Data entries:
>> START
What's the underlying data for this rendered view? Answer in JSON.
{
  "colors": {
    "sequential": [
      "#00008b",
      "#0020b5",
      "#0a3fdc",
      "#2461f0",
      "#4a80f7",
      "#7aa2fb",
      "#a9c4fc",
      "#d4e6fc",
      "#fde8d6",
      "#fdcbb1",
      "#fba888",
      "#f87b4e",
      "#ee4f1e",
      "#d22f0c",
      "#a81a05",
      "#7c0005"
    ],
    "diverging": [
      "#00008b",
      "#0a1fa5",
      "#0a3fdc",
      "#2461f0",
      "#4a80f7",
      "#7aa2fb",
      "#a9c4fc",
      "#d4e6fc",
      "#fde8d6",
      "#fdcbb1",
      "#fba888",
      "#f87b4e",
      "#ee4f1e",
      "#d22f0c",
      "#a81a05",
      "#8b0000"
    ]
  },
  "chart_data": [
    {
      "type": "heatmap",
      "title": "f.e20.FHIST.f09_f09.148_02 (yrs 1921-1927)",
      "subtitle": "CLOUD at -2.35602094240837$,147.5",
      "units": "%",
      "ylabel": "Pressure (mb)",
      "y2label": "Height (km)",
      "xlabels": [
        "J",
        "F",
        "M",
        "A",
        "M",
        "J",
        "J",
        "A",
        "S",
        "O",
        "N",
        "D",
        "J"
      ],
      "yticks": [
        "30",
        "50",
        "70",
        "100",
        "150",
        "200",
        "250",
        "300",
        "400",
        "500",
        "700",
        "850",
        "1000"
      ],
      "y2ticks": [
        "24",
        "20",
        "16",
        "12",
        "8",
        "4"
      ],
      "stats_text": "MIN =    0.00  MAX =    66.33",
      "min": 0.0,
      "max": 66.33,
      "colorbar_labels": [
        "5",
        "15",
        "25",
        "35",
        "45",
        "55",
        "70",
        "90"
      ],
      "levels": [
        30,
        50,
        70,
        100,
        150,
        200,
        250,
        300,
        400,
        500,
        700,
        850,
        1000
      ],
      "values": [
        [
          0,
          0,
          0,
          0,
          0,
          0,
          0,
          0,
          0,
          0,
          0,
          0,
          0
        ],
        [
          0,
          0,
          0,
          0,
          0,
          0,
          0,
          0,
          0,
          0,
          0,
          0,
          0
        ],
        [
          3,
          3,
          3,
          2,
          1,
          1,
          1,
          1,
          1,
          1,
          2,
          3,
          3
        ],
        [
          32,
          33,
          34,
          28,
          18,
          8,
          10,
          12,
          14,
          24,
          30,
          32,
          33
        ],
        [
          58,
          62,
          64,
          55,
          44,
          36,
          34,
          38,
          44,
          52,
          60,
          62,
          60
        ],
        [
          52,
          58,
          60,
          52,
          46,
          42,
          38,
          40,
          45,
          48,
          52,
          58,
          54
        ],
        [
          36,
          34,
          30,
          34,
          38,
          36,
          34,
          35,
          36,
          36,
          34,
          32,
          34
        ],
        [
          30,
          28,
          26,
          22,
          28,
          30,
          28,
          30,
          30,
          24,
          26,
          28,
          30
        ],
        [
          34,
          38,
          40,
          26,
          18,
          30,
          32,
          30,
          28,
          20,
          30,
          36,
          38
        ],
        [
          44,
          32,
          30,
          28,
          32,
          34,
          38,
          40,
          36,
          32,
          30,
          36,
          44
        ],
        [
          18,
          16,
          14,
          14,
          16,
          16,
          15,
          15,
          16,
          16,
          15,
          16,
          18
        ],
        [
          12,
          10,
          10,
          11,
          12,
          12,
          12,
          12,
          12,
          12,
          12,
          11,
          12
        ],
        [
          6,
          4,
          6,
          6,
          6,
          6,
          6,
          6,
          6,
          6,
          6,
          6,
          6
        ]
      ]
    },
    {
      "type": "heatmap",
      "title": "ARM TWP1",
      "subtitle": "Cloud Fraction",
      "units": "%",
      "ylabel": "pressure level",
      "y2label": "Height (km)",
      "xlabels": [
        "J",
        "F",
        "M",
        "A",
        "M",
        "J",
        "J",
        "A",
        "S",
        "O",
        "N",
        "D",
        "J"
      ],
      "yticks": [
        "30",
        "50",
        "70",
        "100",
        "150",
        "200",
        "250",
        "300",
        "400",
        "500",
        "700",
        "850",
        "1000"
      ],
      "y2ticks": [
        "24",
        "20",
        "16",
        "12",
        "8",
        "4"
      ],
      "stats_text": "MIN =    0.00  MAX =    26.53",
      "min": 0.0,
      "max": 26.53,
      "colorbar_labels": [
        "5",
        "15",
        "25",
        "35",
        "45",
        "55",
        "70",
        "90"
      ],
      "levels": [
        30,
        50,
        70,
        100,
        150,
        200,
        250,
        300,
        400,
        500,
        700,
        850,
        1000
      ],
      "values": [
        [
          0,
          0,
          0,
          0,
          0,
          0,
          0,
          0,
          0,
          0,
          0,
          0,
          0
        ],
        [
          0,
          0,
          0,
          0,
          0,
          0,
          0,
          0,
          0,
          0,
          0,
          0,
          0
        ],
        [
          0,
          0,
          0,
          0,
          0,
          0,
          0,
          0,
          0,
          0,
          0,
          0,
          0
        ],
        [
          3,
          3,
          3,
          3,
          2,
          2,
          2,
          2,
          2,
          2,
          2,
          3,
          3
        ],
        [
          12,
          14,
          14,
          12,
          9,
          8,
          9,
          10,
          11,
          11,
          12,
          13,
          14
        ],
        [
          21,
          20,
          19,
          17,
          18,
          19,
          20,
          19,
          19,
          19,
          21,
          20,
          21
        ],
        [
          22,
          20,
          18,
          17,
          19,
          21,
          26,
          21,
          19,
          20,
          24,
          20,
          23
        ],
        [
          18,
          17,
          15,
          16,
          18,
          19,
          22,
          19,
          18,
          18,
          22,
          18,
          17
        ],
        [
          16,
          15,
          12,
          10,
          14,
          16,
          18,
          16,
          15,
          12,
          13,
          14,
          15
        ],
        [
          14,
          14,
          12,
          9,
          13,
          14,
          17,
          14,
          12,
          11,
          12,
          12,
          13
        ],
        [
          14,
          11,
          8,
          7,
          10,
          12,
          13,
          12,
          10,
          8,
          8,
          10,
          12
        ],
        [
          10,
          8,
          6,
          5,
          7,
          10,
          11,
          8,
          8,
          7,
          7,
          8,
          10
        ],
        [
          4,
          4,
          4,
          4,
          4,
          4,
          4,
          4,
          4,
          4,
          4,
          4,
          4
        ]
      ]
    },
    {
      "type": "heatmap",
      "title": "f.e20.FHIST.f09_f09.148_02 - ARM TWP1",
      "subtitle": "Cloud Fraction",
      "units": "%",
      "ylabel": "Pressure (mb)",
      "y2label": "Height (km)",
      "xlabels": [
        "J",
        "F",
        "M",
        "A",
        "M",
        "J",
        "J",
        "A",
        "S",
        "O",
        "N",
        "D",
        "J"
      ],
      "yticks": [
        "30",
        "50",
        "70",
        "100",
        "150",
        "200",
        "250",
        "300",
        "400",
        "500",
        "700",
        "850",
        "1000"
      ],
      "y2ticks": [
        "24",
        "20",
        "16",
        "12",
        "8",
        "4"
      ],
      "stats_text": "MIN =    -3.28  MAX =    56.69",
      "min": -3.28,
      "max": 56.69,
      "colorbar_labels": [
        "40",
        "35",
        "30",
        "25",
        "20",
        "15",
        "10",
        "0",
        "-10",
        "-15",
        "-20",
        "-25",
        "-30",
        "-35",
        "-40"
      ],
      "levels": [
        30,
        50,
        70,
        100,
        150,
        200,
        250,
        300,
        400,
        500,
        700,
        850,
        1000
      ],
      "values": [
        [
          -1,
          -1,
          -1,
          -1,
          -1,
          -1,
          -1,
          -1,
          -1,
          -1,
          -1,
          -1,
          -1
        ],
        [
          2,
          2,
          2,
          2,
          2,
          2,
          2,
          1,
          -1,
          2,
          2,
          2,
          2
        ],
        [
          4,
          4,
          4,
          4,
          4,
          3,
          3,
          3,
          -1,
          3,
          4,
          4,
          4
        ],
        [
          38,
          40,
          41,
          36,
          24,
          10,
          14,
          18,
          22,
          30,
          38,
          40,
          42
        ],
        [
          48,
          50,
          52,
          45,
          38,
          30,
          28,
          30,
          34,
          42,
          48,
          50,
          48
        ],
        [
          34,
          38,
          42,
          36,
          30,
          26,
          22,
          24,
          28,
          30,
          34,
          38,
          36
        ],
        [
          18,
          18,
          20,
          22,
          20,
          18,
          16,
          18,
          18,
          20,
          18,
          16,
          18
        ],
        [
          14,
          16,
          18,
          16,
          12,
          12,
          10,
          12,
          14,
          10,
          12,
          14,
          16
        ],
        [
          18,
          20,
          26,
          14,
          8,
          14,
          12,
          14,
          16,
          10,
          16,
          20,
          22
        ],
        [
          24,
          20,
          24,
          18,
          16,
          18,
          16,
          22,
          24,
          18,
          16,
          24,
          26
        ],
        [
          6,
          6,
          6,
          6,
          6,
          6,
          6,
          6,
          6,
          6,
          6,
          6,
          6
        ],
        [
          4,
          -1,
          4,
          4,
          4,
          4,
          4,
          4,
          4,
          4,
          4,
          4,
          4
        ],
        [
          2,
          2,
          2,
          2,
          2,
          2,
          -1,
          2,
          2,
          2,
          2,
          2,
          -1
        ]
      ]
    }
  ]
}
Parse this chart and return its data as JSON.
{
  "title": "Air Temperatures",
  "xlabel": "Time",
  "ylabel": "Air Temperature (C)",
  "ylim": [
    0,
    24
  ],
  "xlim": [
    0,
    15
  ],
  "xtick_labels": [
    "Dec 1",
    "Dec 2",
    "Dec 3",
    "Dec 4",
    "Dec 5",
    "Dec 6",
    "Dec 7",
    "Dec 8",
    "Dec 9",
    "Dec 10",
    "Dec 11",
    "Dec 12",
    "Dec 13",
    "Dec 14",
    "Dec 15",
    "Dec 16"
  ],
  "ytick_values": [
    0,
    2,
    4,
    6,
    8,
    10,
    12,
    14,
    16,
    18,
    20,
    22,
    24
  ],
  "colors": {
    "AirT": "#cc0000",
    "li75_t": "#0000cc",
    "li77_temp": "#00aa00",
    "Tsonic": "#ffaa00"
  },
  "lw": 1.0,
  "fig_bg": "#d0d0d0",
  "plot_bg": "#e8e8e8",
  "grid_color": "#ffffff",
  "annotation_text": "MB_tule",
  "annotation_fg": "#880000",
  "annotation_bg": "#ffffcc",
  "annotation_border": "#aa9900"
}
>> END
GOAL OF THE EXERCISE >>
Transcribe exactly the line containing "Parse this chart and return its data as JSON." and all remaining lines of the material, ending with the last one.

ANSWER BELOW >>
Parse this chart and return its data as JSON.
{
  "title": "Air Temperatures",
  "xlabel": "Time",
  "ylabel": "Air Temperature (C)",
  "ylim": [
    0,
    24
  ],
  "xlim": [
    0,
    15
  ],
  "xtick_labels": [
    "Dec 1",
    "Dec 2",
    "Dec 3",
    "Dec 4",
    "Dec 5",
    "Dec 6",
    "Dec 7",
    "Dec 8",
    "Dec 9",
    "Dec 10",
    "Dec 11",
    "Dec 12",
    "Dec 13",
    "Dec 14",
    "Dec 15",
    "Dec 16"
  ],
  "ytick_values": [
    0,
    2,
    4,
    6,
    8,
    10,
    12,
    14,
    16,
    18,
    20,
    22,
    24
  ],
  "colors": {
    "AirT": "#cc0000",
    "li75_t": "#0000cc",
    "li77_temp": "#00aa00",
    "Tsonic": "#ffaa00"
  },
  "lw": 1.0,
  "fig_bg": "#d0d0d0",
  "plot_bg": "#e8e8e8",
  "grid_color": "#ffffff",
  "annotation_text": "MB_tule",
  "annotation_fg": "#880000",
  "annotation_bg": "#ffffcc",
  "annotation_border": "#aa9900"
}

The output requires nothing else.